Collected data
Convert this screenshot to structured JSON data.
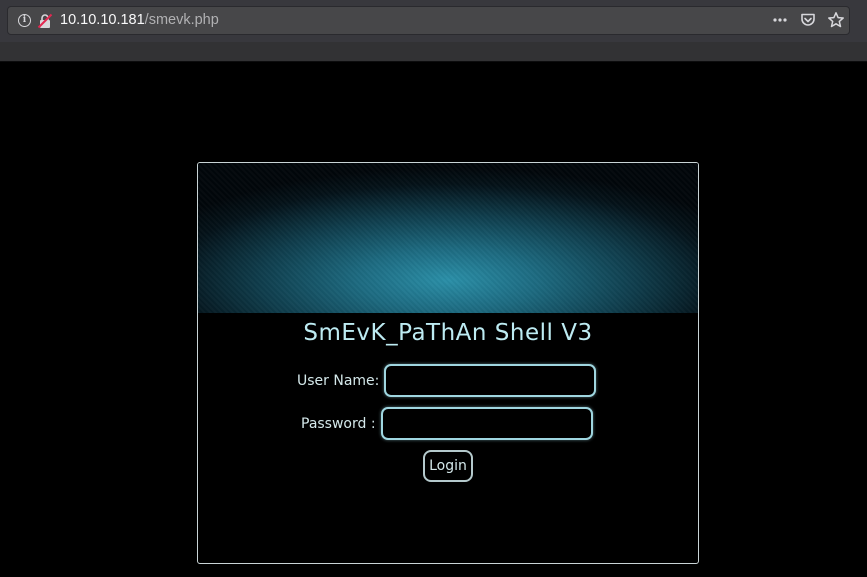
{
  "browser": {
    "url_host": "10.10.10.181",
    "url_path": "/smevk.php",
    "icons": [
      "info-icon",
      "insecure-connection-icon",
      "page-actions-icon",
      "pocket-icon",
      "bookmark-star-icon"
    ]
  },
  "shell": {
    "title": "SmEvK_PaThAn Shell V3",
    "username_label": "User Name:",
    "username_value": "",
    "password_label": "Password :",
    "password_value": "",
    "login_label": "Login",
    "colors": {
      "title": "#bdebf2",
      "input_border": "#9fd6e0",
      "banner": "#2a8fa8"
    }
  }
}
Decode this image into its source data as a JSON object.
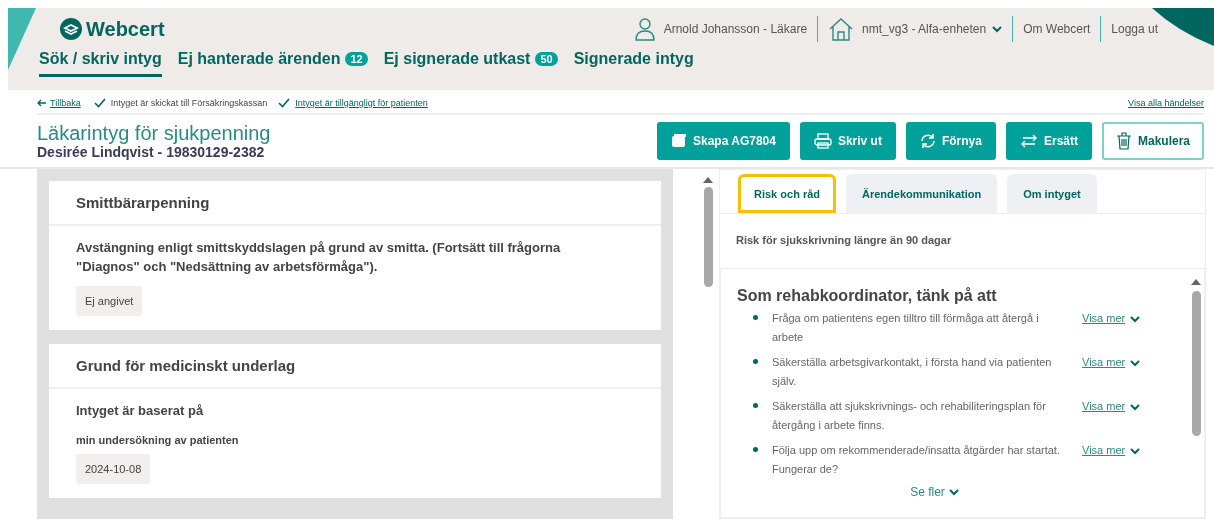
{
  "header": {
    "logo": "Webcert",
    "user": "Arnold Johansson - Läkare",
    "unit": "nmt_vg3 - Alfa-enheten",
    "links": [
      "Om Webcert",
      "Logga ut"
    ]
  },
  "nav": [
    {
      "label": "Sök / skriv intyg",
      "selected": true
    },
    {
      "label": "Ej hanterade ärenden",
      "badge": "12",
      "selected": false
    },
    {
      "label": "Ej signerade utkast",
      "badge": "50",
      "selected": false
    },
    {
      "label": "Signerade intyg",
      "selected": false
    }
  ],
  "status_bar": {
    "back": "Tillbaka",
    "events": [
      {
        "text": "Intyget är skickat till Försäkringskassan",
        "link": false
      },
      {
        "text": "Intyget är tillgängligt för patienten",
        "link": true
      }
    ],
    "all_events": "Visa alla händelser"
  },
  "certificate": {
    "title": "Läkarintyg för sjukpenning",
    "patient": "Desirée Lindqvist - 19830129-2382"
  },
  "actions": [
    {
      "label": "Skapa AG7804",
      "kind": "copy"
    },
    {
      "label": "Skriv ut",
      "kind": "print"
    },
    {
      "label": "Förnya",
      "kind": "renew"
    },
    {
      "label": "Ersätt",
      "kind": "replace"
    },
    {
      "label": "Makulera",
      "kind": "delete"
    }
  ],
  "sections": [
    {
      "title": "Smittbärarpenning",
      "question": "Avstängning enligt smittskyddslagen på grund av smitta. (Fortsätt till frågorna \"Diagnos\" och \"Nedsättning av arbetsförmåga\").",
      "answers": [
        {
          "value": "Ej angivet"
        }
      ]
    },
    {
      "title": "Grund för medicinskt underlag",
      "question": "Intyget är baserat på",
      "answers": [
        {
          "label": "min undersökning av patienten",
          "value": "2024-10-08"
        }
      ]
    }
  ],
  "tabs": [
    {
      "label": "Risk och råd",
      "selected": true
    },
    {
      "label": "Ärendekommunikation",
      "selected": false
    },
    {
      "label": "Om intyget",
      "selected": false
    }
  ],
  "risk_text": "Risk för sjukskrivning längre än 90 dagar",
  "advice": {
    "title": "Som rehabkoordinator, tänk på att",
    "items": [
      {
        "text": "Fråga om patientens egen tilltro till förmåga att återgå i arbete",
        "link": "Visa mer"
      },
      {
        "text": "Säkerställa arbetsgivarkontakt, i första hand via patienten själv.",
        "link": "Visa mer"
      },
      {
        "text": "Säkerställa att sjukskrivnings- och rehabiliteringsplan för återgång i arbete finns.",
        "link": "Visa mer"
      },
      {
        "text": "Följa upp om rekommenderade/insatta åtgärder har startat. Fungerar de?",
        "link": "Visa mer"
      }
    ],
    "more": "Se fler"
  }
}
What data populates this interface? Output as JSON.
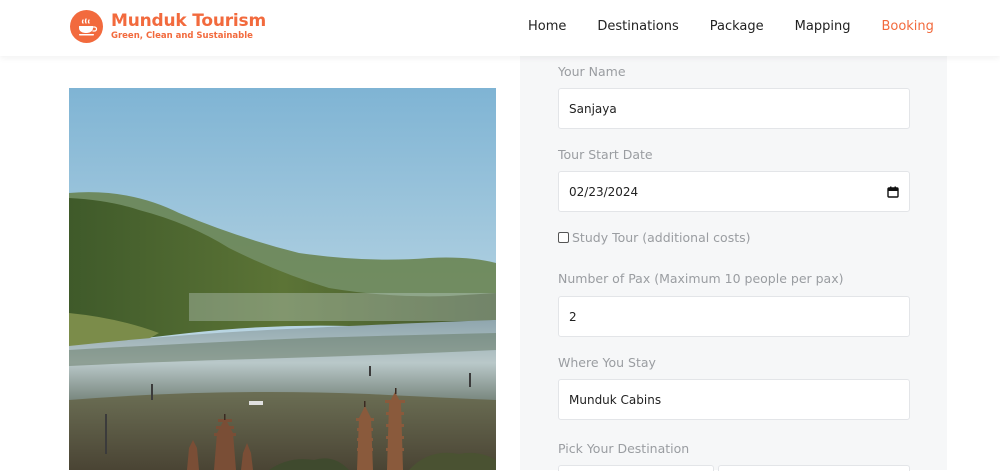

DO THIS | Count every line of the records that holds the string "Risk". Write only the total.

RESPONSE BELOW | 2